Layout region records:

(begin)

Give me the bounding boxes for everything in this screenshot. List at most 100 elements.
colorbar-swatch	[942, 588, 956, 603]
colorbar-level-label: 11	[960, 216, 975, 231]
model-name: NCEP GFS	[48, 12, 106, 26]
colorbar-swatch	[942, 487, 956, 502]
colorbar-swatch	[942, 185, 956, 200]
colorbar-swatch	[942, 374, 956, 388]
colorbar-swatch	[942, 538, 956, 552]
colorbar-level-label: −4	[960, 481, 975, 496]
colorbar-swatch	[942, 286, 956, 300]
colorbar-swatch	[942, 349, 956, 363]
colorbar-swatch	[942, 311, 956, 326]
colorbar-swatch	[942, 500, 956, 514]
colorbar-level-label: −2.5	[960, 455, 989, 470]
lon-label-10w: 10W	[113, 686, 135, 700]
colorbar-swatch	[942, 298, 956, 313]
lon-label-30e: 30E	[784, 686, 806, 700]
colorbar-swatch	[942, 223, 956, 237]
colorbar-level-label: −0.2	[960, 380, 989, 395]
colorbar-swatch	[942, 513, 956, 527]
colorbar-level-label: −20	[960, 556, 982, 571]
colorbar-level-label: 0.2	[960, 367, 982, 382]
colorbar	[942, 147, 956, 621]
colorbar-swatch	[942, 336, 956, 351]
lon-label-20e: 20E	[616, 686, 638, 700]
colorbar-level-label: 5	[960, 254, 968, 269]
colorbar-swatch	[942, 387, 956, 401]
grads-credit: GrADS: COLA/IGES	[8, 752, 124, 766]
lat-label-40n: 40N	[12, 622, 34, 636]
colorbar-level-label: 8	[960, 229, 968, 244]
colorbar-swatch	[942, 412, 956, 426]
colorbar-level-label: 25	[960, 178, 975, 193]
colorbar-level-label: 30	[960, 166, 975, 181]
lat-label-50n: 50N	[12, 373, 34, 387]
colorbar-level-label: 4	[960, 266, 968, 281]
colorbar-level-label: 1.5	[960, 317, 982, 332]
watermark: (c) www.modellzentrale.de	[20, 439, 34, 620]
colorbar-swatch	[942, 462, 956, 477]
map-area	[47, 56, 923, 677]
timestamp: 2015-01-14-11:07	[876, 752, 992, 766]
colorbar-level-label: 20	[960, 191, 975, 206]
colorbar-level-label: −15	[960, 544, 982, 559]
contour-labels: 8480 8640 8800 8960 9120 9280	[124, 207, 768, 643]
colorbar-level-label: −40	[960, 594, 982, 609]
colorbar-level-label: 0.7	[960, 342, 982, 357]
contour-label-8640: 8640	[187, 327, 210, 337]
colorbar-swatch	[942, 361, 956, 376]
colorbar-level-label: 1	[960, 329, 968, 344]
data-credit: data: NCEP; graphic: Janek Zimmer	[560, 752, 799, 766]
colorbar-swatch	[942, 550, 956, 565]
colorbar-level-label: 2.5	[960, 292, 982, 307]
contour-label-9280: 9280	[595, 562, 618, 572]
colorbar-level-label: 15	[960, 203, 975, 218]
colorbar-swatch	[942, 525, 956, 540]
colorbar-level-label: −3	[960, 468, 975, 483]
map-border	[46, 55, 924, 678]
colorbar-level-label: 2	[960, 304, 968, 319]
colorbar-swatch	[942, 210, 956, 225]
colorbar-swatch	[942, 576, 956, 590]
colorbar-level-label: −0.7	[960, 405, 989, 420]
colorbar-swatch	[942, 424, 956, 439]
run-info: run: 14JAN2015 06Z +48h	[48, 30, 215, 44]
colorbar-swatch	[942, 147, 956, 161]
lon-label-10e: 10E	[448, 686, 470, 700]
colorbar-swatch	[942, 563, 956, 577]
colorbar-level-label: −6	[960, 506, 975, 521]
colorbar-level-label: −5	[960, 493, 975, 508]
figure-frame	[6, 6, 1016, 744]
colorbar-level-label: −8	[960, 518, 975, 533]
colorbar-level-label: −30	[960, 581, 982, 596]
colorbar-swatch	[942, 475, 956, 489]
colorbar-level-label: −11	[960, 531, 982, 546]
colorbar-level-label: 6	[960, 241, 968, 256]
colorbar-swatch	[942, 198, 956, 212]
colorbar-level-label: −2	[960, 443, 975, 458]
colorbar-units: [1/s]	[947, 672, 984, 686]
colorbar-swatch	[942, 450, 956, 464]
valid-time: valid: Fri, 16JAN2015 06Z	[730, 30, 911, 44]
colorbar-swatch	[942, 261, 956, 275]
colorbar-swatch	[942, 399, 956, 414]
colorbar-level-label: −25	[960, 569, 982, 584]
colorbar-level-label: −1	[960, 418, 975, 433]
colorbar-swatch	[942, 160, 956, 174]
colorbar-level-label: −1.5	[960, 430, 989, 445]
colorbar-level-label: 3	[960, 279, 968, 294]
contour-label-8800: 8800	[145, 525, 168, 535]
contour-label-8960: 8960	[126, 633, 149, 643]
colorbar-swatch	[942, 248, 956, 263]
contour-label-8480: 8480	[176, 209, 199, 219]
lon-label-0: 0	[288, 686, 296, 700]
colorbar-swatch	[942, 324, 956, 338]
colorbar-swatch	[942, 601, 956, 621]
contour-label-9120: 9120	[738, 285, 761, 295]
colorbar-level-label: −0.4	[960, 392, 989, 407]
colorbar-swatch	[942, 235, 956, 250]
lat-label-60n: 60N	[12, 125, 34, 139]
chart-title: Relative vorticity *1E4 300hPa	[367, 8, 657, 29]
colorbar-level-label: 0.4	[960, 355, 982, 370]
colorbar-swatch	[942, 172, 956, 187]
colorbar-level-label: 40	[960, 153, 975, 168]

(end)

→ **What you will do**:
Can you rename "colorbar-swatch" to "legend-swatch" throughout the records above and give them back with nothing else changed?

→ **Exercise output**:
Give me the bounding boxes for everything in this screenshot. List at most 100 elements.
legend-swatch	[942, 588, 956, 603]
colorbar-level-label: 11	[960, 216, 975, 231]
model-name: NCEP GFS	[48, 12, 106, 26]
legend-swatch	[942, 487, 956, 502]
legend-swatch	[942, 185, 956, 200]
legend-swatch	[942, 374, 956, 388]
legend-swatch	[942, 538, 956, 552]
colorbar-level-label: −4	[960, 481, 975, 496]
legend-swatch	[942, 286, 956, 300]
legend-swatch	[942, 349, 956, 363]
legend-swatch	[942, 311, 956, 326]
legend-swatch	[942, 500, 956, 514]
colorbar-level-label: −2.5	[960, 455, 989, 470]
lon-label-10w: 10W	[113, 686, 135, 700]
legend-swatch	[942, 298, 956, 313]
lon-label-30e: 30E	[784, 686, 806, 700]
legend-swatch	[942, 223, 956, 237]
colorbar-level-label: −0.2	[960, 380, 989, 395]
legend-swatch	[942, 513, 956, 527]
colorbar-level-label: −20	[960, 556, 982, 571]
colorbar-level-label: 0.2	[960, 367, 982, 382]
colorbar	[942, 147, 956, 621]
legend-swatch	[942, 336, 956, 351]
lon-label-20e: 20E	[616, 686, 638, 700]
colorbar-level-label: 5	[960, 254, 968, 269]
legend-swatch	[942, 387, 956, 401]
grads-credit: GrADS: COLA/IGES	[8, 752, 124, 766]
lat-label-40n: 40N	[12, 622, 34, 636]
colorbar-level-label: 8	[960, 229, 968, 244]
legend-swatch	[942, 412, 956, 426]
colorbar-level-label: 25	[960, 178, 975, 193]
colorbar-level-label: 30	[960, 166, 975, 181]
lat-label-50n: 50N	[12, 373, 34, 387]
colorbar-level-label: 4	[960, 266, 968, 281]
colorbar-level-label: 1.5	[960, 317, 982, 332]
watermark: (c) www.modellzentrale.de	[20, 439, 34, 620]
legend-swatch	[942, 462, 956, 477]
map-area	[47, 56, 923, 677]
timestamp: 2015-01-14-11:07	[876, 752, 992, 766]
colorbar-level-label: 20	[960, 191, 975, 206]
colorbar-level-label: −15	[960, 544, 982, 559]
contour-labels: 8480 8640 8800 8960 9120 9280	[124, 207, 768, 643]
colorbar-level-label: −40	[960, 594, 982, 609]
colorbar-level-label: 0.7	[960, 342, 982, 357]
contour-label-8640: 8640	[187, 327, 210, 337]
legend-swatch	[942, 361, 956, 376]
colorbar-level-label: 1	[960, 329, 968, 344]
data-credit: data: NCEP; graphic: Janek Zimmer	[560, 752, 799, 766]
legend-swatch	[942, 550, 956, 565]
colorbar-level-label: 2.5	[960, 292, 982, 307]
contour-label-9280: 9280	[595, 562, 618, 572]
colorbar-level-label: 15	[960, 203, 975, 218]
legend-swatch	[942, 525, 956, 540]
colorbar-level-label: −3	[960, 468, 975, 483]
map-border	[46, 55, 924, 678]
colorbar-level-label: 2	[960, 304, 968, 319]
legend-swatch	[942, 210, 956, 225]
legend-swatch	[942, 576, 956, 590]
colorbar-level-label: −0.7	[960, 405, 989, 420]
legend-swatch	[942, 424, 956, 439]
run-info: run: 14JAN2015 06Z +48h	[48, 30, 215, 44]
legend-swatch	[942, 147, 956, 161]
lon-label-10e: 10E	[448, 686, 470, 700]
legend-swatch	[942, 563, 956, 577]
colorbar-level-label: −6	[960, 506, 975, 521]
colorbar-level-label: −5	[960, 493, 975, 508]
figure-frame	[6, 6, 1016, 744]
colorbar-level-label: −8	[960, 518, 975, 533]
colorbar-level-label: −30	[960, 581, 982, 596]
legend-swatch	[942, 475, 956, 489]
colorbar-level-label: −11	[960, 531, 982, 546]
colorbar-level-label: 6	[960, 241, 968, 256]
legend-swatch	[942, 198, 956, 212]
colorbar-level-label: −2	[960, 443, 975, 458]
colorbar-units: [1/s]	[947, 672, 984, 686]
legend-swatch	[942, 450, 956, 464]
valid-time: valid: Fri, 16JAN2015 06Z	[730, 30, 911, 44]
legend-swatch	[942, 261, 956, 275]
legend-swatch	[942, 399, 956, 414]
colorbar-level-label: −25	[960, 569, 982, 584]
colorbar-level-label: −1	[960, 418, 975, 433]
legend-swatch	[942, 160, 956, 174]
colorbar-level-label: −1.5	[960, 430, 989, 445]
colorbar-level-label: 3	[960, 279, 968, 294]
contour-label-8800: 8800	[145, 525, 168, 535]
contour-label-8960: 8960	[126, 633, 149, 643]
legend-swatch	[942, 248, 956, 263]
contour-label-8480: 8480	[176, 209, 199, 219]
lon-label-0: 0	[288, 686, 296, 700]
legend-swatch	[942, 324, 956, 338]
legend-swatch	[942, 601, 956, 621]
contour-label-9120: 9120	[738, 285, 761, 295]
colorbar-level-label: −0.4	[960, 392, 989, 407]
legend-swatch	[942, 235, 956, 250]
lat-label-60n: 60N	[12, 125, 34, 139]
chart-title: Relative vorticity *1E4 300hPa	[367, 8, 657, 29]
colorbar-level-label: 0.4	[960, 355, 982, 370]
legend-swatch	[942, 172, 956, 187]
colorbar-level-label: 40	[960, 153, 975, 168]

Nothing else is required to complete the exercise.